● **Given instruction**: Work out how many lines include "watermark" and answer with that number only.

● **Task material**:
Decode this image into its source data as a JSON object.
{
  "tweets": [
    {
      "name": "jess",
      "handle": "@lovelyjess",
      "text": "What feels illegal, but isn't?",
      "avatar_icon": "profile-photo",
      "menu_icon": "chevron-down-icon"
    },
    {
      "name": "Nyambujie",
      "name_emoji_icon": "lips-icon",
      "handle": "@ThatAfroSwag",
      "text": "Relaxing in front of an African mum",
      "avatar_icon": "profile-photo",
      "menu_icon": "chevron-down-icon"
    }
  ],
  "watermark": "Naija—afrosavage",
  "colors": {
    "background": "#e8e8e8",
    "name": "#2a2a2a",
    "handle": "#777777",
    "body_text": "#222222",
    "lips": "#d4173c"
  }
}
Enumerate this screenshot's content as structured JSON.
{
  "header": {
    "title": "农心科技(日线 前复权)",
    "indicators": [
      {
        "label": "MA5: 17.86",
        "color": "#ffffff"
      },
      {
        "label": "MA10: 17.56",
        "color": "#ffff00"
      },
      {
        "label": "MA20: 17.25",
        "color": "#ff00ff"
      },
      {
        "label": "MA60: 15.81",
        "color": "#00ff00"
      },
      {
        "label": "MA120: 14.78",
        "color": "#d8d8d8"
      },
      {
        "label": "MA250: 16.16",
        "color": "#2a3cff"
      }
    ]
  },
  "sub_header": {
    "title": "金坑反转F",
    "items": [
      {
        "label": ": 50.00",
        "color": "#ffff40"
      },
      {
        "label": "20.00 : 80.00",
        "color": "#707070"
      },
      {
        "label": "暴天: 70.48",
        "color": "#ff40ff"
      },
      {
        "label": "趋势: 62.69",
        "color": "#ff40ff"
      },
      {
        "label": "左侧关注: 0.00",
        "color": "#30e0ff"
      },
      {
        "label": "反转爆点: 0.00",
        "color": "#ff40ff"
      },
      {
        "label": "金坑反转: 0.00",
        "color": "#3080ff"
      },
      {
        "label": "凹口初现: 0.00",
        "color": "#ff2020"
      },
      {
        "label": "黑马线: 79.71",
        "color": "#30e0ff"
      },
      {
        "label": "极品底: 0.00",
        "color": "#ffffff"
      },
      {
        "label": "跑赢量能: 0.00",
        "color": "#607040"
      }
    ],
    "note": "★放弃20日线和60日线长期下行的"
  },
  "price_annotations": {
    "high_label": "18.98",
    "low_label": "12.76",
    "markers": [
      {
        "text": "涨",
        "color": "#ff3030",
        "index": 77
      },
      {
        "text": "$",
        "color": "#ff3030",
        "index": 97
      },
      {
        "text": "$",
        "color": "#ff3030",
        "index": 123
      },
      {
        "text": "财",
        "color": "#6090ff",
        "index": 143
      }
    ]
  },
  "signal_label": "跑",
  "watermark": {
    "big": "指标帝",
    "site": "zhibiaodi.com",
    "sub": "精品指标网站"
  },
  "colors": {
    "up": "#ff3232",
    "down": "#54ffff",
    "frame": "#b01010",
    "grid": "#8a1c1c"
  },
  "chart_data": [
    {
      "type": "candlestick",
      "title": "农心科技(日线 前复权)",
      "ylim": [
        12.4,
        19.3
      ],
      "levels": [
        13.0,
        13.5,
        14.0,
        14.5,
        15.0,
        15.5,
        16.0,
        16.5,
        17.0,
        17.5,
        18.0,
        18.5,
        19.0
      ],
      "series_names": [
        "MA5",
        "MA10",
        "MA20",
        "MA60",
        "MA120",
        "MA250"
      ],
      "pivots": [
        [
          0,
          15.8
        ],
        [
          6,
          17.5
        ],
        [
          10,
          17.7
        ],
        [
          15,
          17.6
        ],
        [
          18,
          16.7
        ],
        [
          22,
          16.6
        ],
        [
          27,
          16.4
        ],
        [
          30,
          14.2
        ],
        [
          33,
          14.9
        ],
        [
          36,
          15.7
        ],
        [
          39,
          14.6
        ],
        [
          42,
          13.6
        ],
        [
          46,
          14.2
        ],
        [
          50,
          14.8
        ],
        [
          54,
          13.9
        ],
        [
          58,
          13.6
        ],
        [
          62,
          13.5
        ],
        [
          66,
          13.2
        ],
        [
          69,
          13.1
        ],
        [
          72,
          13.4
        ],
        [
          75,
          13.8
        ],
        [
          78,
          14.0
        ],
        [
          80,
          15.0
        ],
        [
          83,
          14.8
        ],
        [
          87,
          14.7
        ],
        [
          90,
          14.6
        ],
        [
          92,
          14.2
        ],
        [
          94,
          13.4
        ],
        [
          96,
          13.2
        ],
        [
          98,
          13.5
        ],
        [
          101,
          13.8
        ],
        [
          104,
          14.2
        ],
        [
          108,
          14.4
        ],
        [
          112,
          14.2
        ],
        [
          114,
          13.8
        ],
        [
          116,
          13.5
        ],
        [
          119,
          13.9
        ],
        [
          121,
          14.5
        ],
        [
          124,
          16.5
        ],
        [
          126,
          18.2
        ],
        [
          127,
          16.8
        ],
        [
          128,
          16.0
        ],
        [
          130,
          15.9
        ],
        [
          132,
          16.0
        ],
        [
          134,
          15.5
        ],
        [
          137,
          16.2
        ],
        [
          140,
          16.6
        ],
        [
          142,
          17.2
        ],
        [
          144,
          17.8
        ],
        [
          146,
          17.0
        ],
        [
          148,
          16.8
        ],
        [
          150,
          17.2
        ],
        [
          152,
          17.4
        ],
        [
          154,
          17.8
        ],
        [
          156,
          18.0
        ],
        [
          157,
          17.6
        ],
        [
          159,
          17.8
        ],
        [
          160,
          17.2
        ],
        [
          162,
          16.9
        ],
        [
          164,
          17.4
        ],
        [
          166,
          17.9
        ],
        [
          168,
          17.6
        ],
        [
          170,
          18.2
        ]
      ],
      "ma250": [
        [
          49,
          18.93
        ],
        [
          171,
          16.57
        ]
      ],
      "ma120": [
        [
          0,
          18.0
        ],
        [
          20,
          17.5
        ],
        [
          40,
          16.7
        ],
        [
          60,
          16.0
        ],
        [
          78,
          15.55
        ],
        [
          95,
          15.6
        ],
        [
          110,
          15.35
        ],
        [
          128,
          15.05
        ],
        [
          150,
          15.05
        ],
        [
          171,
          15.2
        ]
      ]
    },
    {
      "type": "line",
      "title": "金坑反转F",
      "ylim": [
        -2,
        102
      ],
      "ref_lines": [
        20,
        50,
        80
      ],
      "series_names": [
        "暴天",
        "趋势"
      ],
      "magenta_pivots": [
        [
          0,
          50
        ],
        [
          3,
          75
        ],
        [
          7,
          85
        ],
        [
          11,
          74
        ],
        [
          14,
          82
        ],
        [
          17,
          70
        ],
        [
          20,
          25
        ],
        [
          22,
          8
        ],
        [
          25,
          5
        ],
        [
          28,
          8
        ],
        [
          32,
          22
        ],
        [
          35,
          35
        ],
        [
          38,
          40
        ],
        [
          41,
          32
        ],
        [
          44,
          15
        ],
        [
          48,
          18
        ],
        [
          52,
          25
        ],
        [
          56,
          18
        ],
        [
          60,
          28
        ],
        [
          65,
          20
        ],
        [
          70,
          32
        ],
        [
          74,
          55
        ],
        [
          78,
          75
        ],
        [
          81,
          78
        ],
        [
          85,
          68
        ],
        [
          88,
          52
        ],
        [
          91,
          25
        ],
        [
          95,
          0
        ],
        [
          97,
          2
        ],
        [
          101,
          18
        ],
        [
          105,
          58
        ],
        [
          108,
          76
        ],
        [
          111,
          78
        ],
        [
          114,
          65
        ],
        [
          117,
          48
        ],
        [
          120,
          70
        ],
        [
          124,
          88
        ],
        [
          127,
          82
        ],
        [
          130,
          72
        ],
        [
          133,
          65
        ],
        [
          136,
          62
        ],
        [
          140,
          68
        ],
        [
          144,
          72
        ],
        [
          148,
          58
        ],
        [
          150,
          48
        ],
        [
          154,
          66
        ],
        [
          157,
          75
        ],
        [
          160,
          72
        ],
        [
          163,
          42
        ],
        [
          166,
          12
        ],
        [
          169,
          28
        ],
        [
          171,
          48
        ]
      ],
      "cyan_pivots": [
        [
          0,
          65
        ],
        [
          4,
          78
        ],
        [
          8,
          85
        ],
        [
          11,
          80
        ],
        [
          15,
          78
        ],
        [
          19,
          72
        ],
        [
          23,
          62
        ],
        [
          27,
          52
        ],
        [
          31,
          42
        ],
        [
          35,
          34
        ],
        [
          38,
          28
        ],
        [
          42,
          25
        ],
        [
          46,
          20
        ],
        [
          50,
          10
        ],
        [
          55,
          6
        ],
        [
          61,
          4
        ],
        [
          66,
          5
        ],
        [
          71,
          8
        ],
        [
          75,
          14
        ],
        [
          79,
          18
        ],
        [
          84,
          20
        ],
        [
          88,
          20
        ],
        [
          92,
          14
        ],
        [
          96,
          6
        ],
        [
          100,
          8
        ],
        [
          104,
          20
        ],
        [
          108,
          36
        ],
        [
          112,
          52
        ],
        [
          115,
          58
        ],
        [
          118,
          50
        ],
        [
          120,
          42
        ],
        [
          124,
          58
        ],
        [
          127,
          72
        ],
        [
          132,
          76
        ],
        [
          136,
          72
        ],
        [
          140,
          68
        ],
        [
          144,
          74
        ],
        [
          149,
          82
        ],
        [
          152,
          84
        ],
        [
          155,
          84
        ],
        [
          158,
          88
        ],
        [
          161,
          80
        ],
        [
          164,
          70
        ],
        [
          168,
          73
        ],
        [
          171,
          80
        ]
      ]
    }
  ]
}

● **Right answer**: 2